[Data entries]
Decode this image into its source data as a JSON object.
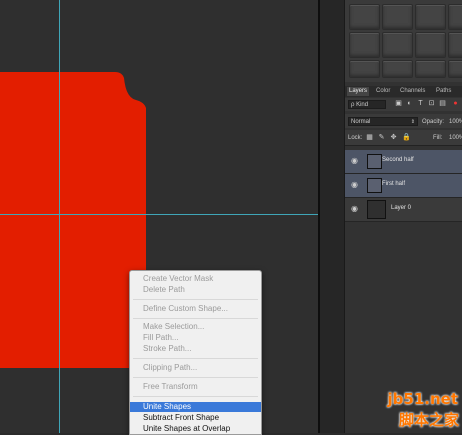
{
  "layers_panel": {
    "tabs": [
      "Layers",
      "Color",
      "Channels",
      "Paths"
    ],
    "active_tab": "Layers",
    "filter": {
      "label": "ρ Kind"
    },
    "blend_mode": "Normal",
    "opacity_label": "Opacity:",
    "opacity_value": "100%",
    "lock_label": "Lock:",
    "fill_label": "Fill:",
    "fill_value": "100%",
    "layers": [
      {
        "name": "Second half",
        "selected": true,
        "type": "shape"
      },
      {
        "name": "First half",
        "selected": true,
        "type": "shape"
      },
      {
        "name": "Layer 0",
        "selected": false,
        "type": "pixel"
      }
    ]
  },
  "canvas": {
    "shape_color": "#e31e00",
    "guide_color": "#3fa6b8"
  },
  "context_menu": {
    "items": [
      {
        "label": "Create Vector Mask",
        "enabled": false
      },
      {
        "label": "Delete Path",
        "enabled": false
      },
      {
        "label": "Define Custom Shape...",
        "enabled": false
      },
      {
        "label": "Make Selection...",
        "enabled": false
      },
      {
        "label": "Fill Path...",
        "enabled": false
      },
      {
        "label": "Stroke Path...",
        "enabled": false
      },
      {
        "label": "Clipping Path...",
        "enabled": false
      },
      {
        "label": "Free Transform",
        "enabled": false
      },
      {
        "label": "Unite Shapes",
        "enabled": true,
        "highlighted": true
      },
      {
        "label": "Subtract Front Shape",
        "enabled": true
      },
      {
        "label": "Unite Shapes at Overlap",
        "enabled": true
      }
    ]
  },
  "watermark": {
    "line1": "jb51.net",
    "line2": "脚本之家"
  }
}
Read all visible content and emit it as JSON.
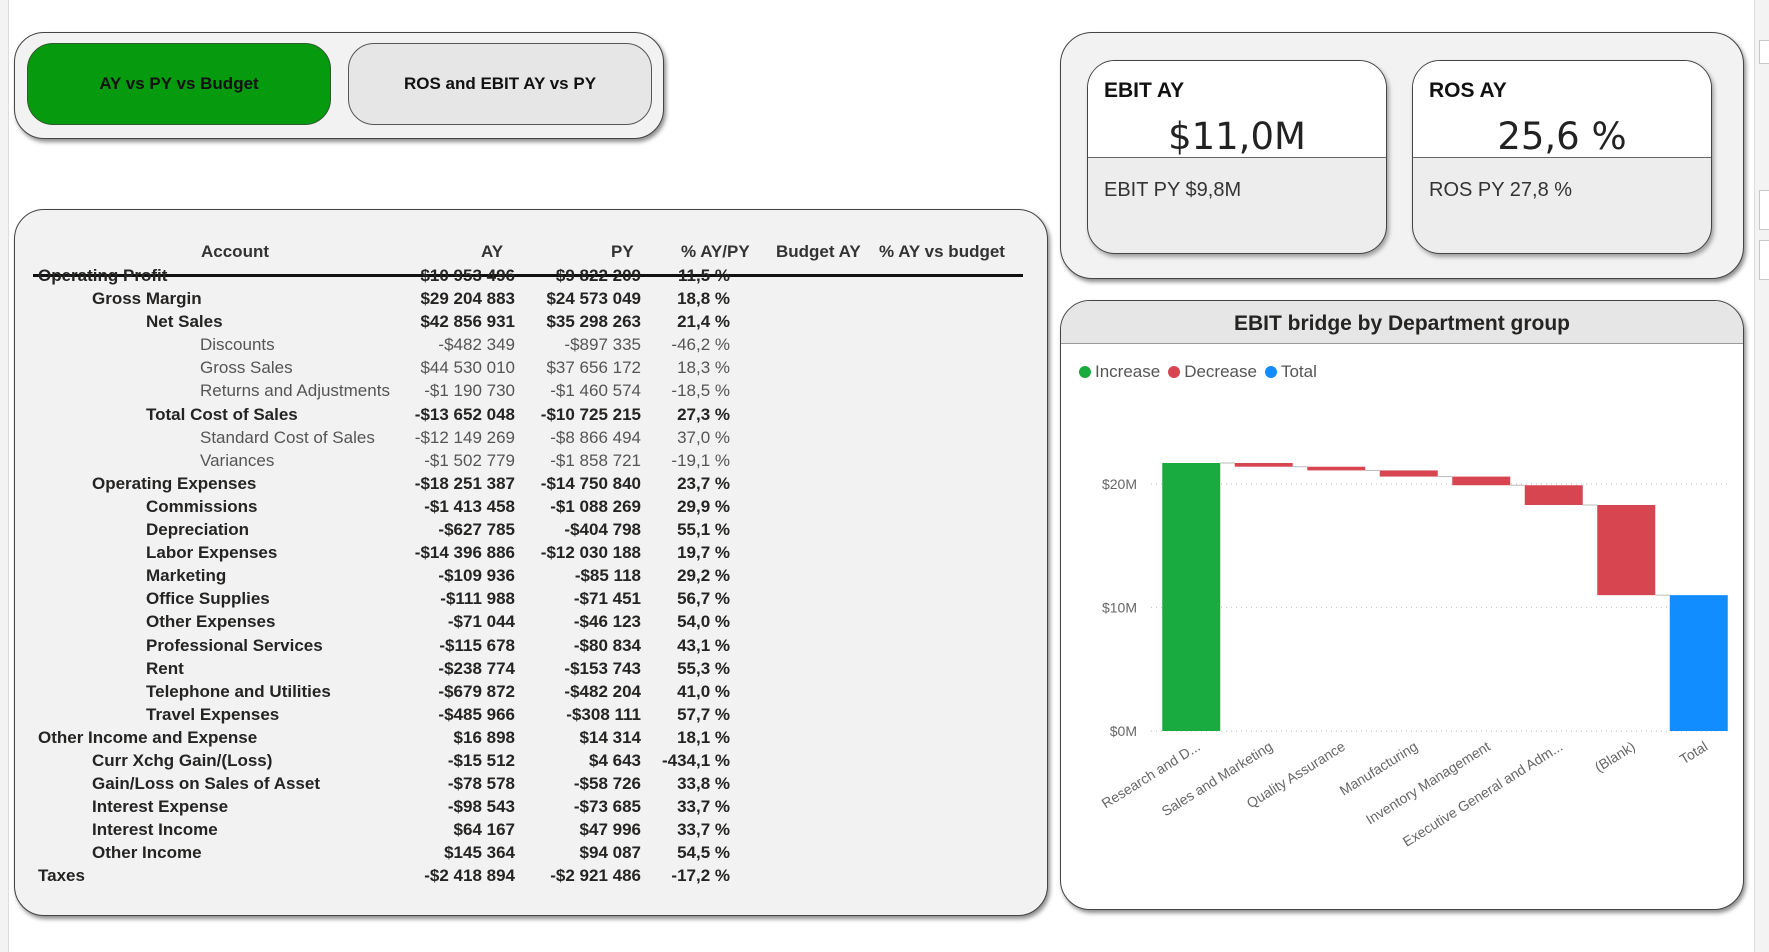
{
  "nav": {
    "btn_active_label": "AY vs PY vs Budget",
    "btn_inactive_label": "ROS and EBIT AY vs PY"
  },
  "table": {
    "headers": {
      "account": "Account",
      "ay": "AY",
      "py": "PY",
      "pct": "% AY/PY",
      "budget": "Budget AY",
      "pct_budget": "% AY vs budget"
    },
    "rows": [
      {
        "account": "Operating Profit",
        "level": 0,
        "ay": "$10 953 496",
        "py": "$9 822 209",
        "pct": "11,5 %"
      },
      {
        "account": "Gross Margin",
        "level": 1,
        "ay": "$29 204 883",
        "py": "$24 573 049",
        "pct": "18,8 %"
      },
      {
        "account": "Net Sales",
        "level": 2,
        "ay": "$42 856 931",
        "py": "$35 298 263",
        "pct": "21,4 %"
      },
      {
        "account": "Discounts",
        "level": 3,
        "ay": "-$482 349",
        "py": "-$897 335",
        "pct": "-46,2 %"
      },
      {
        "account": "Gross Sales",
        "level": 3,
        "ay": "$44 530 010",
        "py": "$37 656 172",
        "pct": "18,3 %"
      },
      {
        "account": "Returns and Adjustments",
        "level": 3,
        "ay": "-$1 190 730",
        "py": "-$1 460 574",
        "pct": "-18,5 %"
      },
      {
        "account": "Total Cost of Sales",
        "level": 2,
        "ay": "-$13 652 048",
        "py": "-$10 725 215",
        "pct": "27,3 %"
      },
      {
        "account": "Standard Cost of Sales",
        "level": 3,
        "ay": "-$12 149 269",
        "py": "-$8 866 494",
        "pct": "37,0 %"
      },
      {
        "account": "Variances",
        "level": 3,
        "ay": "-$1 502 779",
        "py": "-$1 858 721",
        "pct": "-19,1 %"
      },
      {
        "account": "Operating Expenses",
        "level": 1,
        "ay": "-$18 251 387",
        "py": "-$14 750 840",
        "pct": "23,7 %"
      },
      {
        "account": "Commissions",
        "level": 2,
        "ay": "-$1 413 458",
        "py": "-$1 088 269",
        "pct": "29,9 %"
      },
      {
        "account": "Depreciation",
        "level": 2,
        "ay": "-$627 785",
        "py": "-$404 798",
        "pct": "55,1 %"
      },
      {
        "account": "Labor Expenses",
        "level": 2,
        "ay": "-$14 396 886",
        "py": "-$12 030 188",
        "pct": "19,7 %"
      },
      {
        "account": "Marketing",
        "level": 2,
        "ay": "-$109 936",
        "py": "-$85 118",
        "pct": "29,2 %"
      },
      {
        "account": "Office Supplies",
        "level": 2,
        "ay": "-$111 988",
        "py": "-$71 451",
        "pct": "56,7 %"
      },
      {
        "account": "Other Expenses",
        "level": 2,
        "ay": "-$71 044",
        "py": "-$46 123",
        "pct": "54,0 %"
      },
      {
        "account": "Professional Services",
        "level": 2,
        "ay": "-$115 678",
        "py": "-$80 834",
        "pct": "43,1 %"
      },
      {
        "account": "Rent",
        "level": 2,
        "ay": "-$238 774",
        "py": "-$153 743",
        "pct": "55,3 %"
      },
      {
        "account": "Telephone and Utilities",
        "level": 2,
        "ay": "-$679 872",
        "py": "-$482 204",
        "pct": "41,0 %"
      },
      {
        "account": "Travel Expenses",
        "level": 2,
        "ay": "-$485 966",
        "py": "-$308 111",
        "pct": "57,7 %"
      },
      {
        "account": "Other Income and Expense",
        "level": 0,
        "ay": "$16 898",
        "py": "$14 314",
        "pct": "18,1 %"
      },
      {
        "account": "Curr Xchg Gain/(Loss)",
        "level": 1,
        "ay": "-$15 512",
        "py": "$4 643",
        "pct": "-434,1 %"
      },
      {
        "account": "Gain/Loss on Sales of Asset",
        "level": 1,
        "ay": "-$78 578",
        "py": "-$58 726",
        "pct": "33,8 %"
      },
      {
        "account": "Interest Expense",
        "level": 1,
        "ay": "-$98 543",
        "py": "-$73 685",
        "pct": "33,7 %"
      },
      {
        "account": "Interest Income",
        "level": 1,
        "ay": "$64 167",
        "py": "$47 996",
        "pct": "33,7 %"
      },
      {
        "account": "Other Income",
        "level": 1,
        "ay": "$145 364",
        "py": "$94 087",
        "pct": "54,5 %"
      },
      {
        "account": "Taxes",
        "level": 0,
        "ay": "-$2 418 894",
        "py": "-$2 921 486",
        "pct": "-17,2 %"
      }
    ]
  },
  "kpis": {
    "ebit": {
      "title": "EBIT AY",
      "value": "$11,0M",
      "sub": "EBIT PY $9,8M"
    },
    "ros": {
      "title": "ROS AY",
      "value": "25,6 %",
      "sub": "ROS PY 27,8 %"
    }
  },
  "chart": {
    "title": "EBIT bridge by Department group",
    "legend": [
      {
        "label": "Increase",
        "color": "#1aab40"
      },
      {
        "label": "Decrease",
        "color": "#d64550"
      },
      {
        "label": "Total",
        "color": "#118dff"
      }
    ]
  },
  "chart_data": {
    "type": "waterfall",
    "title": "EBIT bridge by Department group",
    "categories": [
      "Research and D...",
      "Sales and Marketing",
      "Quality Assurance",
      "Manufacturing",
      "Inventory Management",
      "Executive General and Adm...",
      "(Blank)",
      "Total"
    ],
    "values": [
      21.7,
      -0.3,
      -0.3,
      -0.5,
      -0.7,
      -1.6,
      -7.3,
      11.0
    ],
    "kinds": [
      "increase",
      "decrease",
      "decrease",
      "decrease",
      "decrease",
      "decrease",
      "decrease",
      "total"
    ],
    "y_ticks": [
      0,
      10,
      20
    ],
    "y_tick_labels": [
      "$0M",
      "$10M",
      "$20M"
    ],
    "ylim": [
      0,
      24
    ],
    "grid": true,
    "legend_position": "top-left"
  }
}
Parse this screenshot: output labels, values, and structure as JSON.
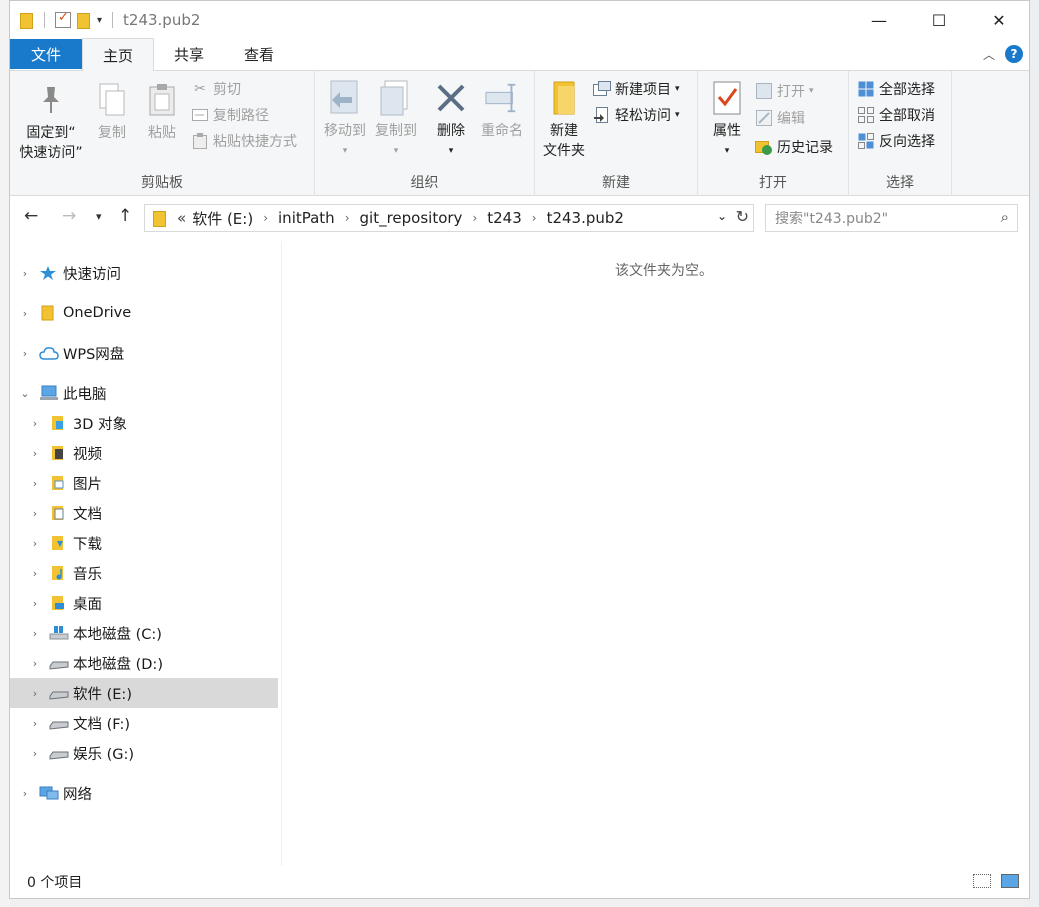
{
  "window": {
    "title": "t243.pub2",
    "controls": {
      "minimize": "—",
      "maximize": "☐",
      "close": "✕"
    }
  },
  "tabs": {
    "file": "文件",
    "home": "主页",
    "share": "共享",
    "view": "查看",
    "help": "?"
  },
  "ribbon": {
    "clipboard": {
      "label": "剪贴板",
      "pin": "固定到\"快速访问\"",
      "pin_line1": "固定到“",
      "pin_line2": "快速访问”",
      "copy": "复制",
      "paste": "粘贴",
      "cut": "剪切",
      "copy_path": "复制路径",
      "paste_shortcut": "粘贴快捷方式"
    },
    "organize": {
      "label": "组织",
      "move_to": "移动到",
      "copy_to": "复制到",
      "delete": "删除",
      "rename": "重命名"
    },
    "new": {
      "label": "新建",
      "new_folder_line1": "新建",
      "new_folder_line2": "文件夹",
      "new_item": "新建项目",
      "easy_access": "轻松访问"
    },
    "open": {
      "label": "打开",
      "properties": "属性",
      "open": "打开",
      "edit": "编辑",
      "history": "历史记录"
    },
    "select": {
      "label": "选择",
      "select_all": "全部选择",
      "select_none": "全部取消",
      "invert": "反向选择"
    }
  },
  "address": {
    "overflow": "«",
    "crumbs": [
      "软件 (E:)",
      "initPath",
      "git_repository",
      "t243",
      "t243.pub2"
    ],
    "search_placeholder": "搜索\"t243.pub2\""
  },
  "nav": {
    "quick_access": "快速访问",
    "onedrive": "OneDrive",
    "wps": "WPS网盘",
    "this_pc": "此电脑",
    "children": [
      "3D 对象",
      "视频",
      "图片",
      "文档",
      "下载",
      "音乐",
      "桌面",
      "本地磁盘 (C:)",
      "本地磁盘 (D:)",
      "软件 (E:)",
      "文档 (F:)",
      "娱乐 (G:)"
    ],
    "network": "网络"
  },
  "main": {
    "empty_message": "该文件夹为空。"
  },
  "status": {
    "item_count": "0 个项目"
  },
  "colors": {
    "accent": "#1979ca",
    "folder": "#f1c232",
    "selected_row": "#d9d9d9"
  }
}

▶ _Objective_: Above are lines of data; state how many of them contain the word "Operating", with no other output.

▶ _Reply to the exercise_: 2